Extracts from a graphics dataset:
--- begin ---

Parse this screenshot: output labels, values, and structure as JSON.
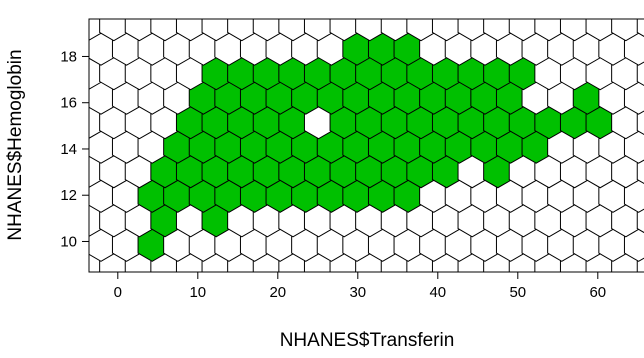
{
  "chart_data": {
    "type": "hexbin",
    "xlabel": "NHANES$Transferin",
    "ylabel": "NHANES$Hemoglobin",
    "xlim": [
      -3.6,
      65.9
    ],
    "ylim": [
      8.68,
      19.62
    ],
    "x_ticks": [
      "0",
      "10",
      "20",
      "30",
      "40",
      "50",
      "60"
    ],
    "y_ticks": [
      "10",
      "12",
      "14",
      "16",
      "18"
    ],
    "grid": false,
    "hex_dx": 3.2,
    "hex_dy": 1.06,
    "hex_origin": [
      -2.1,
      9.85
    ],
    "colors": {
      "empty": "#ffffff",
      "filled": "#00c000",
      "highlight": "#ff0000",
      "edge": "#000000"
    },
    "filled_rows": [
      {
        "y": 9.85,
        "x": [
          4.3
        ]
      },
      {
        "y": 10.91,
        "x": [
          5.9,
          12.3
        ]
      },
      {
        "y": 11.97,
        "x": [
          4.3,
          7.5,
          10.7,
          13.9,
          17.1,
          20.3,
          23.5,
          26.7,
          29.9,
          33.1,
          36.3
        ]
      },
      {
        "y": 13.03,
        "x": [
          5.9,
          9.1,
          12.3,
          15.5,
          18.7,
          21.9,
          25.1,
          28.3,
          31.5,
          34.7,
          37.9,
          41.1,
          47.5
        ]
      },
      {
        "y": 14.09,
        "x": [
          7.5,
          10.7,
          13.9,
          17.1,
          20.3,
          23.5,
          26.7,
          29.9,
          33.1,
          36.3,
          39.5,
          42.7,
          45.9,
          49.1,
          52.3
        ]
      },
      {
        "y": 15.15,
        "x": [
          9.1,
          12.3,
          15.5,
          18.7,
          21.9,
          28.3,
          31.5,
          34.7,
          37.9,
          41.1,
          44.3,
          47.5,
          50.7,
          53.9,
          57.1,
          60.3
        ]
      },
      {
        "y": 16.21,
        "x": [
          10.7,
          13.9,
          17.1,
          20.3,
          23.5,
          26.7,
          29.9,
          33.1,
          36.3,
          39.5,
          42.7,
          45.9,
          49.1,
          58.7
        ]
      },
      {
        "y": 17.27,
        "x": [
          12.3,
          15.5,
          18.7,
          21.9,
          25.1,
          28.3,
          31.5,
          34.7,
          37.9,
          41.1,
          44.3,
          47.5,
          50.7
        ]
      },
      {
        "y": 18.33,
        "x": [
          29.9,
          33.1,
          36.3
        ]
      }
    ],
    "highlight_cells": [
      {
        "x": 25.1,
        "y": 14.62
      }
    ]
  }
}
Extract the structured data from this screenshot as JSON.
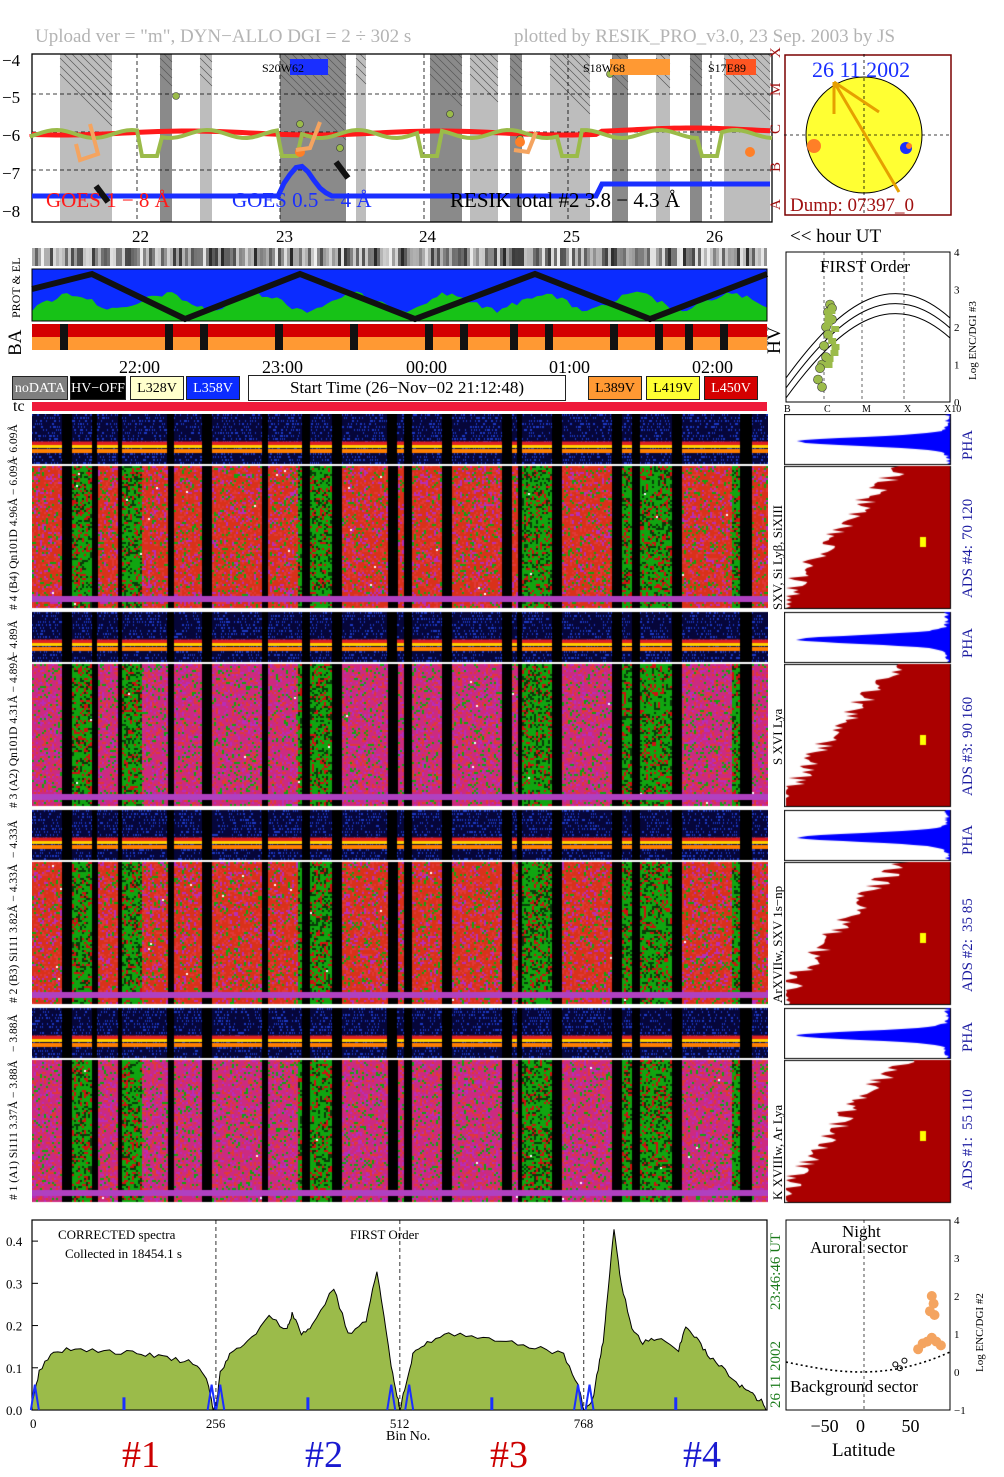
{
  "header": {
    "left": "Upload ver = \"m\", DYN−ALLO DGI =   2 ÷ 302 s",
    "right": "plotted by RESIK_PRO_v3.0, 23 Sep. 2003 by JS"
  },
  "goes_panel": {
    "y_ticks": [
      "−4",
      "−5",
      "−6",
      "−7",
      "−8"
    ],
    "class_labels": [
      "X",
      "M",
      "C",
      "B",
      "A"
    ],
    "legend_goes_long": "GOES 1 − 8 Å",
    "legend_goes_short": "GOES 0.5 − 4 Å",
    "legend_resik": "RESIK total #2  3.8 − 4.3 Å",
    "regions": [
      "S20W62",
      "S18W68",
      "S17E89"
    ],
    "hour_ticks": [
      "22",
      "23",
      "24",
      "25",
      "26"
    ],
    "hour_ut_label": "<< hour UT"
  },
  "sun_panel": {
    "date": "26 11 2002",
    "dump": "Dump: 07397_0"
  },
  "status_panel": {
    "label_prot": "PROT & EL",
    "label_ba": "BA",
    "label_hv": "HV",
    "time_ticks": [
      "22:00",
      "23:00",
      "00:00",
      "01:00",
      "02:00"
    ],
    "label_tc": "tc"
  },
  "legend_buttons": {
    "nodata": "noDATA",
    "hv_off": "HV−OFF",
    "l328": "L328V",
    "l358": "L358V",
    "start_time": "Start Time (26−Nov−02 21:12:48)",
    "l389": "L389V",
    "l419": "L419V",
    "l450": "L450V"
  },
  "first_order_panel": {
    "title": "FIRST Order",
    "ylabel": "Log ENC/DGI #3",
    "y_ticks": [
      "4",
      "3",
      "2",
      "1",
      "0"
    ],
    "x_ticks": [
      "B",
      "C",
      "M",
      "X",
      "X10"
    ]
  },
  "channels": [
    {
      "id": "4",
      "pha_label": "− 6.09Å",
      "label": "# 4 (B4) Qn101D 4.96Å − 6.09Å",
      "lines": "SXV, Si Lyβ, SiXIII",
      "ads": "ADS #4:",
      "ads_range": "70 120",
      "pha": "PHA"
    },
    {
      "id": "3",
      "pha_label": "− 4.89Å",
      "label": "# 3 (A2) Qn101D 4.31Å − 4.89Å",
      "lines": "S XVI Lya",
      "ads": "ADS #3:",
      "ads_range": "90 160",
      "pha": "PHA"
    },
    {
      "id": "2",
      "pha_label": "− 4.33Å",
      "label": "# 2 (B3) Si111 3.82Å − 4.33Å",
      "lines": "ArXVIIw, SXV 1s−np",
      "ads": "ADS #2:",
      "ads_range": "35 85",
      "pha": "PHA"
    },
    {
      "id": "1",
      "pha_label": "− 3.88Å",
      "label": "# 1 (A1) Si111 3.37Å − 3.88Å",
      "lines": "K XVIIIw, Ar Lya",
      "ads": "ADS #1:",
      "ads_range": "55 110",
      "pha": "PHA"
    }
  ],
  "spectrum_panel": {
    "note1": "CORRECTED spectra",
    "note2": "Collected in 18454.1 s",
    "note3": "FIRST Order",
    "y_ticks": [
      "0.4",
      "0.3",
      "0.2",
      "0.1",
      "0.0"
    ],
    "x_ticks": [
      "0",
      "256",
      "512",
      "768"
    ],
    "xlabel": "Bin No.",
    "date_label": "26 11 2002",
    "time_label": "23:46:46 UT",
    "segments": [
      "#1",
      "#2",
      "#3",
      "#4"
    ]
  },
  "latitude_panel": {
    "top1": "Night",
    "top2": "Auroral sector",
    "bottom": "Background sector",
    "ylabel": "Log ENC/DGI #2",
    "y_ticks": [
      "4",
      "3",
      "2",
      "1",
      "0",
      "−1"
    ],
    "x_ticks": [
      "−50",
      "0",
      "50"
    ],
    "xlabel": "Latitude"
  },
  "chart_data": {
    "type": "line",
    "title": "",
    "xlabel": "Bin No.",
    "ylabel": "",
    "xlim": [
      0,
      1023
    ],
    "ylim": [
      0.0,
      0.45
    ],
    "x_ticks": [
      0,
      256,
      512,
      768
    ],
    "segment_boundaries": [
      256,
      512,
      768
    ],
    "series": [
      {
        "name": "",
        "color": "#9bbb4a",
        "x": [
          0,
          10,
          30,
          60,
          100,
          140,
          170,
          200,
          230,
          246,
          252,
          256,
          262,
          275,
          300,
          330,
          355,
          362,
          375,
          390,
          420,
          440,
          465,
          480,
          490,
          500,
          510,
          512,
          520,
          530,
          550,
          580,
          620,
          660,
          700,
          740,
          760,
          768,
          780,
          790,
          795,
          800,
          810,
          820,
          835,
          850,
          870,
          900,
          910,
          925,
          940,
          960,
          985,
          1000,
          1015,
          1023
        ],
        "y": [
          0.02,
          0.09,
          0.14,
          0.145,
          0.14,
          0.135,
          0.13,
          0.12,
          0.11,
          0.06,
          0.0,
          0.0,
          0.09,
          0.13,
          0.16,
          0.22,
          0.19,
          0.23,
          0.18,
          0.2,
          0.29,
          0.18,
          0.21,
          0.33,
          0.22,
          0.1,
          0.02,
          0.0,
          0.06,
          0.13,
          0.16,
          0.18,
          0.17,
          0.16,
          0.15,
          0.13,
          0.06,
          0.0,
          0.02,
          0.12,
          0.16,
          0.25,
          0.43,
          0.3,
          0.19,
          0.16,
          0.17,
          0.14,
          0.2,
          0.17,
          0.13,
          0.1,
          0.06,
          0.04,
          0.02,
          0.0
        ]
      }
    ],
    "first_order": {
      "x_labels": [
        "B",
        "C",
        "M",
        "X",
        "X10"
      ],
      "ylim": [
        0,
        4
      ],
      "points_log_flux": [
        [
          -5.95,
          2.0
        ],
        [
          -5.9,
          2.4
        ],
        [
          -5.8,
          2.2
        ],
        [
          -5.9,
          1.8
        ],
        [
          -6.0,
          1.5
        ],
        [
          -6.05,
          1.0
        ],
        [
          -6.1,
          0.9
        ],
        [
          -6.15,
          0.6
        ],
        [
          -6.05,
          0.4
        ],
        [
          -5.95,
          1.2
        ],
        [
          -5.85,
          2.6
        ],
        [
          -5.8,
          2.5
        ]
      ]
    },
    "latitude": {
      "xlim": [
        -90,
        90
      ],
      "ylim": [
        -1,
        4
      ],
      "points": [
        [
          70,
          2.0
        ],
        [
          72,
          1.8
        ],
        [
          73,
          1.5
        ],
        [
          68,
          1.6
        ],
        [
          65,
          0.8
        ],
        [
          70,
          0.9
        ],
        [
          75,
          0.8
        ],
        [
          55,
          0.6
        ],
        [
          80,
          0.7
        ],
        [
          60,
          0.75
        ]
      ]
    },
    "goes": {
      "ylim": [
        -8.2,
        -3.8
      ],
      "hour_range": [
        21.2,
        26.3
      ],
      "goes_long_level": -6.0,
      "goes_short_level": -7.7
    }
  },
  "colors": {
    "goes_long": "#ff1a1a",
    "goes_short": "#1a2fff",
    "resik": "#9bbb4a",
    "ads_fill": "#aa0000",
    "pha_fill": "#0000ff",
    "sun": "#ffff33",
    "frame_dark": "#7a0000"
  }
}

--- end ---

◆ **WHAT IS ASKED**:
Provide only the number of lines in the records containing the string "JSON".

◆ **ANSWER FOR THIS EXERCISE**:
2